= EXERCISE OBJECTIVE =
What is the number of lines in the data that hold the string "kvartiili"? Reply with that number only.

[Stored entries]

····················

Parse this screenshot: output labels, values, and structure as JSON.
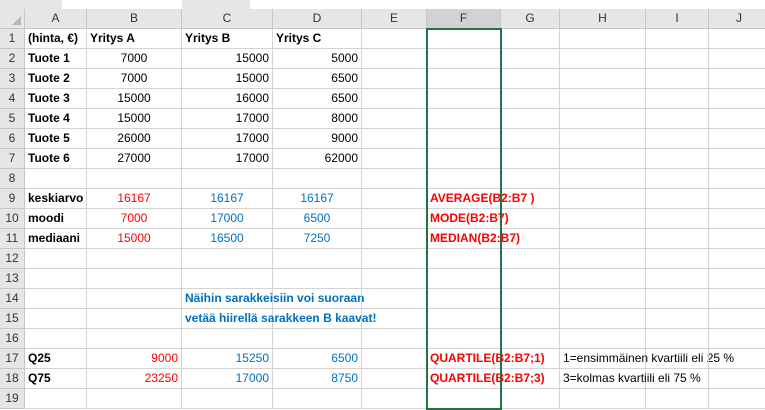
{
  "columns": [
    "A",
    "B",
    "C",
    "D",
    "E",
    "F",
    "G",
    "H",
    "I",
    "J"
  ],
  "rows": [
    {
      "n": "1",
      "cells": {
        "A": {
          "t": "(hinta, €)",
          "s": "bold"
        },
        "B": {
          "t": "Yritys A",
          "s": "bold"
        },
        "C": {
          "t": "Yritys B",
          "s": "bold"
        },
        "D": {
          "t": "Yritys C",
          "s": "bold"
        }
      }
    },
    {
      "n": "2",
      "cells": {
        "A": {
          "t": "Tuote 1",
          "s": "bold"
        },
        "B": {
          "t": "7000",
          "s": "center"
        },
        "C": {
          "t": "15000",
          "s": "right"
        },
        "D": {
          "t": "5000",
          "s": "right"
        }
      }
    },
    {
      "n": "3",
      "cells": {
        "A": {
          "t": "Tuote 2",
          "s": "bold"
        },
        "B": {
          "t": "7000",
          "s": "center"
        },
        "C": {
          "t": "15000",
          "s": "right"
        },
        "D": {
          "t": "6500",
          "s": "right"
        }
      }
    },
    {
      "n": "4",
      "cells": {
        "A": {
          "t": "Tuote 3",
          "s": "bold"
        },
        "B": {
          "t": "15000",
          "s": "center"
        },
        "C": {
          "t": "16000",
          "s": "right"
        },
        "D": {
          "t": "6500",
          "s": "right"
        }
      }
    },
    {
      "n": "5",
      "cells": {
        "A": {
          "t": "Tuote 4",
          "s": "bold"
        },
        "B": {
          "t": "15000",
          "s": "center"
        },
        "C": {
          "t": "17000",
          "s": "right"
        },
        "D": {
          "t": "8000",
          "s": "right"
        }
      }
    },
    {
      "n": "6",
      "cells": {
        "A": {
          "t": "Tuote 5",
          "s": "bold"
        },
        "B": {
          "t": "26000",
          "s": "center"
        },
        "C": {
          "t": "17000",
          "s": "right"
        },
        "D": {
          "t": "9000",
          "s": "right"
        }
      }
    },
    {
      "n": "7",
      "cells": {
        "A": {
          "t": "Tuote 6",
          "s": "bold"
        },
        "B": {
          "t": "27000",
          "s": "center"
        },
        "C": {
          "t": "17000",
          "s": "right"
        },
        "D": {
          "t": "62000",
          "s": "right"
        }
      }
    },
    {
      "n": "8",
      "cells": {}
    },
    {
      "n": "9",
      "cells": {
        "A": {
          "t": "keskiarvo",
          "s": "bold"
        },
        "B": {
          "t": "16167",
          "s": "center red"
        },
        "C": {
          "t": "16167",
          "s": "center blue"
        },
        "D": {
          "t": "16167",
          "s": "center blue"
        },
        "F": {
          "t": "AVERAGE(B2:B7 )",
          "s": "bold red"
        }
      }
    },
    {
      "n": "10",
      "cells": {
        "A": {
          "t": "moodi",
          "s": "bold"
        },
        "B": {
          "t": "7000",
          "s": "center red"
        },
        "C": {
          "t": "17000",
          "s": "center blue"
        },
        "D": {
          "t": "6500",
          "s": "center blue"
        },
        "F": {
          "t": "MODE(B2:B7)",
          "s": "bold red"
        }
      }
    },
    {
      "n": "11",
      "cells": {
        "A": {
          "t": "mediaani",
          "s": "bold"
        },
        "B": {
          "t": "15000",
          "s": "center red"
        },
        "C": {
          "t": "16500",
          "s": "center blue"
        },
        "D": {
          "t": "7250",
          "s": "center blue"
        },
        "F": {
          "t": "MEDIAN(B2:B7)",
          "s": "bold red"
        }
      }
    },
    {
      "n": "12",
      "cells": {}
    },
    {
      "n": "13",
      "cells": {}
    },
    {
      "n": "14",
      "cells": {
        "C": {
          "t": "Näihin sarakkeisiin voi suoraan",
          "s": "bold blue"
        }
      }
    },
    {
      "n": "15",
      "cells": {
        "C": {
          "t": "vetää hiirellä sarakkeen B kaavat!",
          "s": "bold blue"
        }
      }
    },
    {
      "n": "16",
      "cells": {}
    },
    {
      "n": "17",
      "cells": {
        "A": {
          "t": "Q25",
          "s": "bold"
        },
        "B": {
          "t": "9000",
          "s": "right red"
        },
        "C": {
          "t": "15250",
          "s": "right blue"
        },
        "D": {
          "t": "6500",
          "s": "right blue"
        },
        "F": {
          "t": "QUARTILE(B2:B7;1)",
          "s": "bold red"
        },
        "H": {
          "t": "1=ensimmäinen kvartiili eli 25 %",
          "s": ""
        }
      }
    },
    {
      "n": "18",
      "cells": {
        "A": {
          "t": "Q75",
          "s": "bold"
        },
        "B": {
          "t": "23250",
          "s": "right red"
        },
        "C": {
          "t": "17000",
          "s": "right blue"
        },
        "D": {
          "t": "8750",
          "s": "right blue"
        },
        "F": {
          "t": "QUARTILE(B2:B7;3)",
          "s": "bold red"
        },
        "H": {
          "t": "3=kolmas kvartiili eli 75 %",
          "s": ""
        }
      }
    },
    {
      "n": "19",
      "cells": {}
    }
  ],
  "selected_column": "F",
  "colors": {
    "red": "#ff0000",
    "blue": "#0070c0",
    "header_bg": "#e6e6e6",
    "selection": "#217346"
  }
}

····················

= ANSWER TO THE TASK =
2